Gather each line containing the string "menu" from these entries.
-- Start DATA --
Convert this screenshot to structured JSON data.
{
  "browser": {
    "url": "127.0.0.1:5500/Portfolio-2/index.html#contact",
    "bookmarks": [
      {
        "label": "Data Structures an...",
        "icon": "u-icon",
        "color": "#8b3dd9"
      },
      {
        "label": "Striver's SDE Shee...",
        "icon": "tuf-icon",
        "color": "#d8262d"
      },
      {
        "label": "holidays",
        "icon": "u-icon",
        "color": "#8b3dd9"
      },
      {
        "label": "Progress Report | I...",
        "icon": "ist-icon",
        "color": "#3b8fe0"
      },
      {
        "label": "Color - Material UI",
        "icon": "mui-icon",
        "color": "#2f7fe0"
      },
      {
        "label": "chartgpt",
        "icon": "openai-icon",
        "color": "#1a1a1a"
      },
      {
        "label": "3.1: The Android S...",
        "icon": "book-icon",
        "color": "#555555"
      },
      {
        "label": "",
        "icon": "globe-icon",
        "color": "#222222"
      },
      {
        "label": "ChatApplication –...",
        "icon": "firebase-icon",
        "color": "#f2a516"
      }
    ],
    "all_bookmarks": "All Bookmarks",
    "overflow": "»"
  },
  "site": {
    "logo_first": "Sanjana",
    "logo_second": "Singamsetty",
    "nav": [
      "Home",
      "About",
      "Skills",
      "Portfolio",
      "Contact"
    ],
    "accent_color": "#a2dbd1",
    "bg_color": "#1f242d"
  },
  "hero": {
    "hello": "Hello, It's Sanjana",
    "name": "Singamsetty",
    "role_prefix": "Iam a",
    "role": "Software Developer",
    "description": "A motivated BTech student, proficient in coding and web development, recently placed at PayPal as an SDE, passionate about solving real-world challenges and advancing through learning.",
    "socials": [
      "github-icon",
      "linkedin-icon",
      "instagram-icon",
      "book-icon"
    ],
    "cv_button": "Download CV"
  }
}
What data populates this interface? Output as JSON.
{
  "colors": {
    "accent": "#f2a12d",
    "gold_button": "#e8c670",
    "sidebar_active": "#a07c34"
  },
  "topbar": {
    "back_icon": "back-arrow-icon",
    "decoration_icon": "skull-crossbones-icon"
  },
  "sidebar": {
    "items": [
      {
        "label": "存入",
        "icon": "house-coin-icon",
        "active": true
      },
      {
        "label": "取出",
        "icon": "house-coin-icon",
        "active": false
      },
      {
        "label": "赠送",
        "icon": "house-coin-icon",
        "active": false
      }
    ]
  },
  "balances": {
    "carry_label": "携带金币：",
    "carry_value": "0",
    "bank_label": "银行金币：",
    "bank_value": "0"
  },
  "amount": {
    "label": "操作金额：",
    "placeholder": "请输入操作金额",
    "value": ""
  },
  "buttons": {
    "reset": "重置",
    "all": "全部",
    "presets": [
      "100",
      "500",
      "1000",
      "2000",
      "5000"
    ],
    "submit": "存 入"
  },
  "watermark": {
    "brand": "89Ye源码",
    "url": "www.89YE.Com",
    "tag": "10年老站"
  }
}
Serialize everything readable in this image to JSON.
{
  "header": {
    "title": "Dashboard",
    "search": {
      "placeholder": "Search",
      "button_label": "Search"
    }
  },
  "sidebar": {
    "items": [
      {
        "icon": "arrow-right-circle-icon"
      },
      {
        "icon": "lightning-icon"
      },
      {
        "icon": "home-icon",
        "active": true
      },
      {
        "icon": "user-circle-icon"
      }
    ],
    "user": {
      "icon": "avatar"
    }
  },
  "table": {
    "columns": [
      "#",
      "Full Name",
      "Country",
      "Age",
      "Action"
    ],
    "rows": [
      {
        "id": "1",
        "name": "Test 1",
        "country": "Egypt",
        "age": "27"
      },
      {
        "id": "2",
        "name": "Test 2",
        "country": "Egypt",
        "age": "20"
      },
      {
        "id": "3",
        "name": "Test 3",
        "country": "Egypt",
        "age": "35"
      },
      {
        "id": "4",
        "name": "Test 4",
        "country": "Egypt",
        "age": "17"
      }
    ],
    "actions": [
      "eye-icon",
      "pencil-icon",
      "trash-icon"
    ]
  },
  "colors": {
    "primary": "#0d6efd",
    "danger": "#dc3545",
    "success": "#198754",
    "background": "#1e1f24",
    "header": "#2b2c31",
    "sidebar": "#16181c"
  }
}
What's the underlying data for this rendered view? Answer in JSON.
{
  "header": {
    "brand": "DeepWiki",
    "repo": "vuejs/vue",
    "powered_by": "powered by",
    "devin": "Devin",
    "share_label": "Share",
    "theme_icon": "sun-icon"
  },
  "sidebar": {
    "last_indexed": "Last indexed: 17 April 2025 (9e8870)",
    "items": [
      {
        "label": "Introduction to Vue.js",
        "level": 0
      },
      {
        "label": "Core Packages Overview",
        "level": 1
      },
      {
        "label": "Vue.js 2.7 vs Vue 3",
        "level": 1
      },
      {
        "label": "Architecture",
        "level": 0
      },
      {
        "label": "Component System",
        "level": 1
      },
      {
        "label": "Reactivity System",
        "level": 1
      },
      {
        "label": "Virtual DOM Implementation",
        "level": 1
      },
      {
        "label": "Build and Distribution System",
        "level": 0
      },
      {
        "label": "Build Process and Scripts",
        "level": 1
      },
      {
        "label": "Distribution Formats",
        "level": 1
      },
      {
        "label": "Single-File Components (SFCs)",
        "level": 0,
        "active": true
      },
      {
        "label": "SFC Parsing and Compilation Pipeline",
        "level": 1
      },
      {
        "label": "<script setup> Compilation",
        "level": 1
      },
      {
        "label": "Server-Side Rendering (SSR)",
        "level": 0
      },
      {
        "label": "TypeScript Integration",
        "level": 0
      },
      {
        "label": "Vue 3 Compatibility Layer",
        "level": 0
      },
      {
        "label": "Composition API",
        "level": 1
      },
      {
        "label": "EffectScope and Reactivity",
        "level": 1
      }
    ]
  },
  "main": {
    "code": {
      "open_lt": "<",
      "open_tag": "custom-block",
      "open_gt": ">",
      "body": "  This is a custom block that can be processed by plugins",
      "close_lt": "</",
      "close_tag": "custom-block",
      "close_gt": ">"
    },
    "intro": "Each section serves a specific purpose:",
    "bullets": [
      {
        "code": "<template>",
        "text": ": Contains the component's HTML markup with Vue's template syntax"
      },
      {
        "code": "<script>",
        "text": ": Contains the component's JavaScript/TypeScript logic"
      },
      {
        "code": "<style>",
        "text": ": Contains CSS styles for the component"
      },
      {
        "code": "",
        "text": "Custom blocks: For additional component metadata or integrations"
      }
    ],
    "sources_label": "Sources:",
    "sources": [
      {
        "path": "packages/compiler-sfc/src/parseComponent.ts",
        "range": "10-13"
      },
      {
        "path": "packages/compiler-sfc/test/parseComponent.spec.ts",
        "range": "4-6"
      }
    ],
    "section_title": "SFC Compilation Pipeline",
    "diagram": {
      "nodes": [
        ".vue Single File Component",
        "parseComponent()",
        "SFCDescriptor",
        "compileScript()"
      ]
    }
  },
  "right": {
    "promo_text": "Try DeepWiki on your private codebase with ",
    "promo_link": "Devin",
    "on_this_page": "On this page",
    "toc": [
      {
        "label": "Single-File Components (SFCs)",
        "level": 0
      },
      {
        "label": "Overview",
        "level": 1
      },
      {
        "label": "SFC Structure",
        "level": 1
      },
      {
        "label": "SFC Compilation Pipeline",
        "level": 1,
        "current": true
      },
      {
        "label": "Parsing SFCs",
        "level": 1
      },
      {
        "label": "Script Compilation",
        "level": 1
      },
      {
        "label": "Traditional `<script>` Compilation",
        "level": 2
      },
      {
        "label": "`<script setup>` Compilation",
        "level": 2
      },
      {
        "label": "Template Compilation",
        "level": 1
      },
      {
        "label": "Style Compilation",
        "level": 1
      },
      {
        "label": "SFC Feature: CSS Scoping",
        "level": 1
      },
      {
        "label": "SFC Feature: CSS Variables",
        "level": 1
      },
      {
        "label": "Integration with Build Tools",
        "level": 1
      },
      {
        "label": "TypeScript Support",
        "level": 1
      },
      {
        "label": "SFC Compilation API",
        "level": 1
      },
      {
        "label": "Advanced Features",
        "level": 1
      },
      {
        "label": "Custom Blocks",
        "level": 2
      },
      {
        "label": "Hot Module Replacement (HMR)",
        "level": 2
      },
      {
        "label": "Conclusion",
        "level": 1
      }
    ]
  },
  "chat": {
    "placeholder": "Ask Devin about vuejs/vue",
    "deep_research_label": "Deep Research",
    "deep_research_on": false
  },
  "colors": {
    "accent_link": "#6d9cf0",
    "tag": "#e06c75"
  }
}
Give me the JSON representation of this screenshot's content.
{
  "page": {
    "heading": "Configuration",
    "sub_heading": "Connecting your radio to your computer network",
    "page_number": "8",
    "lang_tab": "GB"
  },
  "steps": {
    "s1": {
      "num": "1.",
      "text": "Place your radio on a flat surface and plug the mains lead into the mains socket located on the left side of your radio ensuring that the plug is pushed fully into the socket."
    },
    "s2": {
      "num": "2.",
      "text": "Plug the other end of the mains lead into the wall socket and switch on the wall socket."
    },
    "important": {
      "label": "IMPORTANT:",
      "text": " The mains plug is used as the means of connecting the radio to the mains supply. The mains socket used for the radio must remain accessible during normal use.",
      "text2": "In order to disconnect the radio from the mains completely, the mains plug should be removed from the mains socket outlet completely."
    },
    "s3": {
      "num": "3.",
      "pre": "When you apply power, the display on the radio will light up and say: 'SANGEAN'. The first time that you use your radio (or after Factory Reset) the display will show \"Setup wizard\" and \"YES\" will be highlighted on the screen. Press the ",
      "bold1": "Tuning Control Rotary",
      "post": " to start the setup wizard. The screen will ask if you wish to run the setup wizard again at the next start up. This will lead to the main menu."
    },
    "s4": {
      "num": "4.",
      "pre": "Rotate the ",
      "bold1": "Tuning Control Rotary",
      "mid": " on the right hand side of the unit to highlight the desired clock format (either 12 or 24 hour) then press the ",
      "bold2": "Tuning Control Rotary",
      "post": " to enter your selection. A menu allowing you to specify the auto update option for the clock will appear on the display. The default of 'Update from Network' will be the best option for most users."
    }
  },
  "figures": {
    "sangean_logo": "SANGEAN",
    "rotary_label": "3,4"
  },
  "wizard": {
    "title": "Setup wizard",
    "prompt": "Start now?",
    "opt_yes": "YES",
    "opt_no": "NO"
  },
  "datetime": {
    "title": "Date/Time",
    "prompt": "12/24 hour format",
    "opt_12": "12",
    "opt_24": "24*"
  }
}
-- End DATA --
## ANSWER TO THE PROBLEM
      "post": " to start the setup wizard. The screen will ask if you wish to run the setup wizard again at the next start up. This will lead to the main menu."
      "post": " to enter your selection. A menu allowing you to specify the auto update option for the clock will appear on the display. The default of 'Update from Network' will be the best option for most users."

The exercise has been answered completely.